What you should do => Read through the entries below and return each line with the word "Give".

--- begin Data excerpts ---

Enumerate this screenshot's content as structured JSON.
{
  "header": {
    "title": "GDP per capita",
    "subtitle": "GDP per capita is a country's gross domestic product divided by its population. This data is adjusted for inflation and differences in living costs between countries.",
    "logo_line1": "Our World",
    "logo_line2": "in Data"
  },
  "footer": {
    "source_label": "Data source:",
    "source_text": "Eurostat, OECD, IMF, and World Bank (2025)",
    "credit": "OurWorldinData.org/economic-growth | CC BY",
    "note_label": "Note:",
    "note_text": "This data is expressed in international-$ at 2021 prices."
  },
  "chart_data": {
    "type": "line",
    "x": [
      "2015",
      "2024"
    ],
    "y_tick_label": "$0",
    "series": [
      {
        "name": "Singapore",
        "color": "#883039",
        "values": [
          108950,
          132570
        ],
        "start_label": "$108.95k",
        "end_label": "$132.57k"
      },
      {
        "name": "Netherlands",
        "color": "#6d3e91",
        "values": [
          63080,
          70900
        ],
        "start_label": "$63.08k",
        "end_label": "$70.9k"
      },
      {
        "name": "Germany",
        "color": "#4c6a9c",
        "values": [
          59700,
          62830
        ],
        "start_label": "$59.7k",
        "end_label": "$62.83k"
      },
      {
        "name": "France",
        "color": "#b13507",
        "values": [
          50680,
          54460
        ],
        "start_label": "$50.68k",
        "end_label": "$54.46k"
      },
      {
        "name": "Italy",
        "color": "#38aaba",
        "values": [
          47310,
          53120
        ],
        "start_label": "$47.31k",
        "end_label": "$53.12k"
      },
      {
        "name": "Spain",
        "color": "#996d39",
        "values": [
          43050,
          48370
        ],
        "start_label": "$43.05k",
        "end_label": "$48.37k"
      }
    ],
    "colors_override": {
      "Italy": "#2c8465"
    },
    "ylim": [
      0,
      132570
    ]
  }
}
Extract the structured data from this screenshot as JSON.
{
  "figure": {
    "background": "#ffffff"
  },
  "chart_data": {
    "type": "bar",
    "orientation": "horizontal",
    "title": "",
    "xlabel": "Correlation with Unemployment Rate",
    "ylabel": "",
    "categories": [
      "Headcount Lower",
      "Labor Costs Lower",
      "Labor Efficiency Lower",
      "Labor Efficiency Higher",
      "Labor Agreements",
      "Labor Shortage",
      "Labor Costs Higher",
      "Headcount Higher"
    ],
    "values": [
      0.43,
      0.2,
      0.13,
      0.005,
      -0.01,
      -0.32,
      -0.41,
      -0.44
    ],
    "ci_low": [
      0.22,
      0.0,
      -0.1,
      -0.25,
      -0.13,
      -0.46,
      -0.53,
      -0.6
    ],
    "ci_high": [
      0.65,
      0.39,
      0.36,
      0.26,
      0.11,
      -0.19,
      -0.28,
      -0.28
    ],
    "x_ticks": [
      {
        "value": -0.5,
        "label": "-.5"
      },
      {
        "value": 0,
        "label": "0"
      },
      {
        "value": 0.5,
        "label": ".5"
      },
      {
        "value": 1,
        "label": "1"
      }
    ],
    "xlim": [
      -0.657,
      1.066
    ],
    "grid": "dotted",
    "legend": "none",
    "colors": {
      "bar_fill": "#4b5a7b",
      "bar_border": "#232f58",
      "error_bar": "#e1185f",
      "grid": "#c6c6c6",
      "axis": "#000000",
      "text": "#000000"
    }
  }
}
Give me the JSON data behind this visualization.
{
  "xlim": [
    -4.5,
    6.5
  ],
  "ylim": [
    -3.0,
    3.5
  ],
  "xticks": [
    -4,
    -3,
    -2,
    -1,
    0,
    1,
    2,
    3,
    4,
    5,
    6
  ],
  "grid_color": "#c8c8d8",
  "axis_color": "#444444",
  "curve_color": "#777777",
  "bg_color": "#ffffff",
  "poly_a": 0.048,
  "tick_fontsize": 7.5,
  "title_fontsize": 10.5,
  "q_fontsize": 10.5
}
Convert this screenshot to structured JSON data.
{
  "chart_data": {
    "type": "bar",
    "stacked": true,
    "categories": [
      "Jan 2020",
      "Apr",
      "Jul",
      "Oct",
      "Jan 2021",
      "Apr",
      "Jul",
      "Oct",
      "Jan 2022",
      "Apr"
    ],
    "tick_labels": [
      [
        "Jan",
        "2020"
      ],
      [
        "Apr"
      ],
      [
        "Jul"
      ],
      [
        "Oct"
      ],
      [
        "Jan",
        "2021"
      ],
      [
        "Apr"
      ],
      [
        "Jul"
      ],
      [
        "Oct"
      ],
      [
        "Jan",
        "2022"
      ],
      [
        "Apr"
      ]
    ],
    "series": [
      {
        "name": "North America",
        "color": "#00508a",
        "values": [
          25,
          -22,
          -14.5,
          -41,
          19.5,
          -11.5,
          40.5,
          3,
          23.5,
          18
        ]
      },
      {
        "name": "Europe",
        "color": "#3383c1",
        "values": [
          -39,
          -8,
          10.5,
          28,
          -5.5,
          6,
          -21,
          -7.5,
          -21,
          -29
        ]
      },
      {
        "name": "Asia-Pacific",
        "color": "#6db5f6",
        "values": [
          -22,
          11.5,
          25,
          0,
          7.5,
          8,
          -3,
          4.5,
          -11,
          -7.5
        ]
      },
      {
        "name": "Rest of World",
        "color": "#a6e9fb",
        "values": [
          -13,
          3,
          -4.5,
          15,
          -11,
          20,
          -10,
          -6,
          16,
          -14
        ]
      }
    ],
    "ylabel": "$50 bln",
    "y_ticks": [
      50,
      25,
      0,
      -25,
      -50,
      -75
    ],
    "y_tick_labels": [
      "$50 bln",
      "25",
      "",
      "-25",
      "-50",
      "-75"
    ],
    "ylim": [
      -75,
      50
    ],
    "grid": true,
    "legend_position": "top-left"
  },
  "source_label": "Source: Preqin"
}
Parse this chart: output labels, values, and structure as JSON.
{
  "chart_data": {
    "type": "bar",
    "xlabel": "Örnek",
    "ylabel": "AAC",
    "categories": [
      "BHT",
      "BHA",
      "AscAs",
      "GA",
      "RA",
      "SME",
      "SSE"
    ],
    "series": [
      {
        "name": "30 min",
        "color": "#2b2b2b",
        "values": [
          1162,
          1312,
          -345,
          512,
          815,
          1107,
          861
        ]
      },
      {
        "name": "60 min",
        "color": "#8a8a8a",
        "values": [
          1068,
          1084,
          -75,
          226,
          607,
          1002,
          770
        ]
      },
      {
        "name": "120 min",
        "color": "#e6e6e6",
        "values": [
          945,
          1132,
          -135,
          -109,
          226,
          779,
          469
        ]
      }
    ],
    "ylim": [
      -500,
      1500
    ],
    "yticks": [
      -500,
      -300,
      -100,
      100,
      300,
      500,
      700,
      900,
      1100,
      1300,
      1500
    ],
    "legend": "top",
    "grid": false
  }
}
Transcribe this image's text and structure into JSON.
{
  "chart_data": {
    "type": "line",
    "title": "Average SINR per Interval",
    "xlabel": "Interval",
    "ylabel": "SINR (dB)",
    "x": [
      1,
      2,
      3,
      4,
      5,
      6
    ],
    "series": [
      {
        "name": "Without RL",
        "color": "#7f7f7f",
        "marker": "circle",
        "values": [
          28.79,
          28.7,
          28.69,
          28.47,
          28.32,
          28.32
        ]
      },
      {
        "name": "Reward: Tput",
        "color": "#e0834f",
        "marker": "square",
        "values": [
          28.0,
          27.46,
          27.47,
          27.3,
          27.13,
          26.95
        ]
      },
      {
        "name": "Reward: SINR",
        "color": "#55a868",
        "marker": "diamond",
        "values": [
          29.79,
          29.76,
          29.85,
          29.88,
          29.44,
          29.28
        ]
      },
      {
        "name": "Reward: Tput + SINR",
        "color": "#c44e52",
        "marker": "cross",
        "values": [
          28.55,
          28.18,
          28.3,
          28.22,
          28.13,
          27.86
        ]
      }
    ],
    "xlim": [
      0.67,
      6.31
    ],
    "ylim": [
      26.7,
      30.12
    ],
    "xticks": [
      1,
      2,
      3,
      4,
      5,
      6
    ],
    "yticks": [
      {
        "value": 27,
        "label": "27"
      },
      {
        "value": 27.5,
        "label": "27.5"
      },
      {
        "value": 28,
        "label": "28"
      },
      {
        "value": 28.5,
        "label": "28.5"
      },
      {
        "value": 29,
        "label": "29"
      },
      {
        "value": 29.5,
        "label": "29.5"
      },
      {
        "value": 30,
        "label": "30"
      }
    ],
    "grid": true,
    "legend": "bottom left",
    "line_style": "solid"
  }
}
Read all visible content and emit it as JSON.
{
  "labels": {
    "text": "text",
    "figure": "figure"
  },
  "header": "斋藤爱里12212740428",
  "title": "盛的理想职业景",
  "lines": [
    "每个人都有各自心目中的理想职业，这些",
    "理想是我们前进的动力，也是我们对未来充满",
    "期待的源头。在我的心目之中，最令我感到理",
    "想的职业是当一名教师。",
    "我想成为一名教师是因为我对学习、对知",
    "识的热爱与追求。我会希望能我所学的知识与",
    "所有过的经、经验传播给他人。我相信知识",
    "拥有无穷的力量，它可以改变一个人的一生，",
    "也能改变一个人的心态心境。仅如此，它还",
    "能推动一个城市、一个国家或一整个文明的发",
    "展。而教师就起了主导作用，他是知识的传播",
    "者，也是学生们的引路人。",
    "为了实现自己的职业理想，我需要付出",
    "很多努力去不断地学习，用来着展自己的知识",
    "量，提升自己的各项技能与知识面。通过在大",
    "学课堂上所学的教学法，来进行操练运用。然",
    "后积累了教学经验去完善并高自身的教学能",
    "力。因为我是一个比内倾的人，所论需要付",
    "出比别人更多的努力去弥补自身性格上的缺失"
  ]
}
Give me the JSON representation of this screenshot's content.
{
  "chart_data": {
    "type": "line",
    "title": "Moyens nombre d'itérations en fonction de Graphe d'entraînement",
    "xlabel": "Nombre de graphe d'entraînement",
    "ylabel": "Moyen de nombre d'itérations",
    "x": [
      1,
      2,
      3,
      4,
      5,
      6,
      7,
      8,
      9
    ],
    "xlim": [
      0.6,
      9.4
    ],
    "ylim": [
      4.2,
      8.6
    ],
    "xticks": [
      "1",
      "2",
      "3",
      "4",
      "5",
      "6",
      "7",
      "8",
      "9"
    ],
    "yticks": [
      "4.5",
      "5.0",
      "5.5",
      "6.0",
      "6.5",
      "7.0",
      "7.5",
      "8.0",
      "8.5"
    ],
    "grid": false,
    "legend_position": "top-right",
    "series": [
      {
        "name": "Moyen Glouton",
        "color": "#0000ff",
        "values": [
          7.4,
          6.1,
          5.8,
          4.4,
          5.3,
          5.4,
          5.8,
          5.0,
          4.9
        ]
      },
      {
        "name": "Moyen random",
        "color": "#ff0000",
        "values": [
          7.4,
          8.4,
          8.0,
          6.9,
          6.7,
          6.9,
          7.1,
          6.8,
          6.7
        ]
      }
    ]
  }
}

--- end Data excerpts ---

Correct response =>
Give me the JSON data behind this visualization.
Give me the JSON representation of this screenshot's content.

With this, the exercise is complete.